# Data for the task
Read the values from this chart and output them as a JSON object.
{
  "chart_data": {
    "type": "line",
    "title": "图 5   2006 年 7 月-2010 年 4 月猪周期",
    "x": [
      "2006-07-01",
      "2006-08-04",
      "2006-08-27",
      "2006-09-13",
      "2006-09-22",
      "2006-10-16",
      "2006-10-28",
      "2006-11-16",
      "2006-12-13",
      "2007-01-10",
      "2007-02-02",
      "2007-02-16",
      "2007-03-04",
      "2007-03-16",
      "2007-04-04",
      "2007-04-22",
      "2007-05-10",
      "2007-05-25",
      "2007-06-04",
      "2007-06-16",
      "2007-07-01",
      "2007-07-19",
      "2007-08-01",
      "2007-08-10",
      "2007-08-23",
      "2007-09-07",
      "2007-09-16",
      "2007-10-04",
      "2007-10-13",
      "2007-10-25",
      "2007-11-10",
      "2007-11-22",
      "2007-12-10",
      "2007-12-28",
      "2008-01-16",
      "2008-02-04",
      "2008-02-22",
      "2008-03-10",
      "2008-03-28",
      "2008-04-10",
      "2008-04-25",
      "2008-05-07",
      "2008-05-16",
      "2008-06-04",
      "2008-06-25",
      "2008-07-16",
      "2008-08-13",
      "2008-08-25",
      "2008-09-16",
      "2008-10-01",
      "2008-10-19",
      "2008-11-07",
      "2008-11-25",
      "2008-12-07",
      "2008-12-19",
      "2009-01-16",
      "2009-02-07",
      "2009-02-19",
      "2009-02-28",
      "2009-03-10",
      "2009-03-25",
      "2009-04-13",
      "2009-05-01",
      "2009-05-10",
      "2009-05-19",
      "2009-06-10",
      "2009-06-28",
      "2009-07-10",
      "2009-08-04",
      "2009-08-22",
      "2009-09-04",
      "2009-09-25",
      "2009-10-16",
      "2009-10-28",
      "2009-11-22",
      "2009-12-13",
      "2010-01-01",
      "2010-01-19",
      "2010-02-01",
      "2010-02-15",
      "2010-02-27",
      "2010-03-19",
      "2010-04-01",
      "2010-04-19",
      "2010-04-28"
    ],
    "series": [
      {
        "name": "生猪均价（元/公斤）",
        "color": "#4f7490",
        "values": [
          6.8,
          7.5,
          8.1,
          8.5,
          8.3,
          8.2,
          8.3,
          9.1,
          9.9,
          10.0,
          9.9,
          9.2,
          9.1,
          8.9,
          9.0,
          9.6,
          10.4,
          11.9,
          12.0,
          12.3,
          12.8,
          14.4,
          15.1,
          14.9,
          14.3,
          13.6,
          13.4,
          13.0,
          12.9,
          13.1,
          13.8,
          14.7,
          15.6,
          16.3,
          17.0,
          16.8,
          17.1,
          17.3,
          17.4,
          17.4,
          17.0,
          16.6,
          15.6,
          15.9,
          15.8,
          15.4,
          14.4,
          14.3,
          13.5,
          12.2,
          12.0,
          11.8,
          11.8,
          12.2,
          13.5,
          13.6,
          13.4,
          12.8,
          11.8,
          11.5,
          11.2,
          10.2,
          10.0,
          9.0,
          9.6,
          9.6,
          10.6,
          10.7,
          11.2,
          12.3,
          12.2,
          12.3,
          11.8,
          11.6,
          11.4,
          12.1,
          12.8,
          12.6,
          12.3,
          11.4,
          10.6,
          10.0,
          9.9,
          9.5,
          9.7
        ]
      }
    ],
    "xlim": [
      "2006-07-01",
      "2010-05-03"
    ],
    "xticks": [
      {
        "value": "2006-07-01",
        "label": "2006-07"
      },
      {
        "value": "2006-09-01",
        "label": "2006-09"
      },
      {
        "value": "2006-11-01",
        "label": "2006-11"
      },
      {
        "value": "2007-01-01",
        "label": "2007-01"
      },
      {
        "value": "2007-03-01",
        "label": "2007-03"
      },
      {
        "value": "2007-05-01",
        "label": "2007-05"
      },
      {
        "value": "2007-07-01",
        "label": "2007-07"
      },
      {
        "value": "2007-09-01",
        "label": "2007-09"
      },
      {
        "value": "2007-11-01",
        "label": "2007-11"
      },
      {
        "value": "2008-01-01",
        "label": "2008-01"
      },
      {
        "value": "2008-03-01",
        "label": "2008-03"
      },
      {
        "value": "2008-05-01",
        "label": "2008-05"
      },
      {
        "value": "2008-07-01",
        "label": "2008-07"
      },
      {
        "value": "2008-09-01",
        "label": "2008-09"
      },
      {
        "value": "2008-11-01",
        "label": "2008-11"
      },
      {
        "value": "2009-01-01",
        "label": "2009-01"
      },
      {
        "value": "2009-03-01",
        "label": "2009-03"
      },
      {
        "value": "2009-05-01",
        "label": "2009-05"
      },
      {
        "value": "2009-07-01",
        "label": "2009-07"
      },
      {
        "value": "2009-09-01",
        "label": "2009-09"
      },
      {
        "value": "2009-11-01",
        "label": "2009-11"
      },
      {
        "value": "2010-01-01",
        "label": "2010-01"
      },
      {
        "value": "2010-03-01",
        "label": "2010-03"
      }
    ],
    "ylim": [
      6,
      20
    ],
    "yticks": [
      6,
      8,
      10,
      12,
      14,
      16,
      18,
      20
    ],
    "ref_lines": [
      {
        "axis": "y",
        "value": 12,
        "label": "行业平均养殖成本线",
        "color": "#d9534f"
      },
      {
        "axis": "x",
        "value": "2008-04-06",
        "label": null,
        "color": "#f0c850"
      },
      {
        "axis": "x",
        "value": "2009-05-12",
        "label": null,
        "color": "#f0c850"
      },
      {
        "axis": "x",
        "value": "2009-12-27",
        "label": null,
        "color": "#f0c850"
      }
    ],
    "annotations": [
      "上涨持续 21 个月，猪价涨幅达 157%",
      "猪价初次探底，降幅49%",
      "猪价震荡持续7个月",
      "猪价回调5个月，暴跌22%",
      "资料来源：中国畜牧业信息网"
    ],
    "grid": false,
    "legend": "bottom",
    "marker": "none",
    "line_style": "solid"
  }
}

# What you have to do
Write out every entry above, word for word.

# Response
Read the values from this chart and output them as a JSON object.
{
  "chart_data": {
    "type": "line",
    "title": "图 5   2006 年 7 月-2010 年 4 月猪周期",
    "x": [
      "2006-07-01",
      "2006-08-04",
      "2006-08-27",
      "2006-09-13",
      "2006-09-22",
      "2006-10-16",
      "2006-10-28",
      "2006-11-16",
      "2006-12-13",
      "2007-01-10",
      "2007-02-02",
      "2007-02-16",
      "2007-03-04",
      "2007-03-16",
      "2007-04-04",
      "2007-04-22",
      "2007-05-10",
      "2007-05-25",
      "2007-06-04",
      "2007-06-16",
      "2007-07-01",
      "2007-07-19",
      "2007-08-01",
      "2007-08-10",
      "2007-08-23",
      "2007-09-07",
      "2007-09-16",
      "2007-10-04",
      "2007-10-13",
      "2007-10-25",
      "2007-11-10",
      "2007-11-22",
      "2007-12-10",
      "2007-12-28",
      "2008-01-16",
      "2008-02-04",
      "2008-02-22",
      "2008-03-10",
      "2008-03-28",
      "2008-04-10",
      "2008-04-25",
      "2008-05-07",
      "2008-05-16",
      "2008-06-04",
      "2008-06-25",
      "2008-07-16",
      "2008-08-13",
      "2008-08-25",
      "2008-09-16",
      "2008-10-01",
      "2008-10-19",
      "2008-11-07",
      "2008-11-25",
      "2008-12-07",
      "2008-12-19",
      "2009-01-16",
      "2009-02-07",
      "2009-02-19",
      "2009-02-28",
      "2009-03-10",
      "2009-03-25",
      "2009-04-13",
      "2009-05-01",
      "2009-05-10",
      "2009-05-19",
      "2009-06-10",
      "2009-06-28",
      "2009-07-10",
      "2009-08-04",
      "2009-08-22",
      "2009-09-04",
      "2009-09-25",
      "2009-10-16",
      "2009-10-28",
      "2009-11-22",
      "2009-12-13",
      "2010-01-01",
      "2010-01-19",
      "2010-02-01",
      "2010-02-15",
      "2010-02-27",
      "2010-03-19",
      "2010-04-01",
      "2010-04-19",
      "2010-04-28"
    ],
    "series": [
      {
        "name": "生猪均价（元/公斤）",
        "color": "#4f7490",
        "values": [
          6.8,
          7.5,
          8.1,
          8.5,
          8.3,
          8.2,
          8.3,
          9.1,
          9.9,
          10.0,
          9.9,
          9.2,
          9.1,
          8.9,
          9.0,
          9.6,
          10.4,
          11.9,
          12.0,
          12.3,
          12.8,
          14.4,
          15.1,
          14.9,
          14.3,
          13.6,
          13.4,
          13.0,
          12.9,
          13.1,
          13.8,
          14.7,
          15.6,
          16.3,
          17.0,
          16.8,
          17.1,
          17.3,
          17.4,
          17.4,
          17.0,
          16.6,
          15.6,
          15.9,
          15.8,
          15.4,
          14.4,
          14.3,
          13.5,
          12.2,
          12.0,
          11.8,
          11.8,
          12.2,
          13.5,
          13.6,
          13.4,
          12.8,
          11.8,
          11.5,
          11.2,
          10.2,
          10.0,
          9.0,
          9.6,
          9.6,
          10.6,
          10.7,
          11.2,
          12.3,
          12.2,
          12.3,
          11.8,
          11.6,
          11.4,
          12.1,
          12.8,
          12.6,
          12.3,
          11.4,
          10.6,
          10.0,
          9.9,
          9.5,
          9.7
        ]
      }
    ],
    "xlim": [
      "2006-07-01",
      "2010-05-03"
    ],
    "xticks": [
      {
        "value": "2006-07-01",
        "label": "2006-07"
      },
      {
        "value": "2006-09-01",
        "label": "2006-09"
      },
      {
        "value": "2006-11-01",
        "label": "2006-11"
      },
      {
        "value": "2007-01-01",
        "label": "2007-01"
      },
      {
        "value": "2007-03-01",
        "label": "2007-03"
      },
      {
        "value": "2007-05-01",
        "label": "2007-05"
      },
      {
        "value": "2007-07-01",
        "label": "2007-07"
      },
      {
        "value": "2007-09-01",
        "label": "2007-09"
      },
      {
        "value": "2007-11-01",
        "label": "2007-11"
      },
      {
        "value": "2008-01-01",
        "label": "2008-01"
      },
      {
        "value": "2008-03-01",
        "label": "2008-03"
      },
      {
        "value": "2008-05-01",
        "label": "2008-05"
      },
      {
        "value": "2008-07-01",
        "label": "2008-07"
      },
      {
        "value": "2008-09-01",
        "label": "2008-09"
      },
      {
        "value": "2008-11-01",
        "label": "2008-11"
      },
      {
        "value": "2009-01-01",
        "label": "2009-01"
      },
      {
        "value": "2009-03-01",
        "label": "2009-03"
      },
      {
        "value": "2009-05-01",
        "label": "2009-05"
      },
      {
        "value": "2009-07-01",
        "label": "2009-07"
      },
      {
        "value": "2009-09-01",
        "label": "2009-09"
      },
      {
        "value": "2009-11-01",
        "label": "2009-11"
      },
      {
        "value": "2010-01-01",
        "label": "2010-01"
      },
      {
        "value": "2010-03-01",
        "label": "2010-03"
      }
    ],
    "ylim": [
      6,
      20
    ],
    "yticks": [
      6,
      8,
      10,
      12,
      14,
      16,
      18,
      20
    ],
    "ref_lines": [
      {
        "axis": "y",
        "value": 12,
        "label": "行业平均养殖成本线",
        "color": "#d9534f"
      },
      {
        "axis": "x",
        "value": "2008-04-06",
        "label": null,
        "color": "#f0c850"
      },
      {
        "axis": "x",
        "value": "2009-05-12",
        "label": null,
        "color": "#f0c850"
      },
      {
        "axis": "x",
        "value": "2009-12-27",
        "label": null,
        "color": "#f0c850"
      }
    ],
    "annotations": [
      "上涨持续 21 个月，猪价涨幅达 157%",
      "猪价初次探底，降幅49%",
      "猪价震荡持续7个月",
      "猪价回调5个月，暴跌22%",
      "资料来源：中国畜牧业信息网"
    ],
    "grid": false,
    "legend": "bottom",
    "marker": "none",
    "line_style": "solid"
  }
}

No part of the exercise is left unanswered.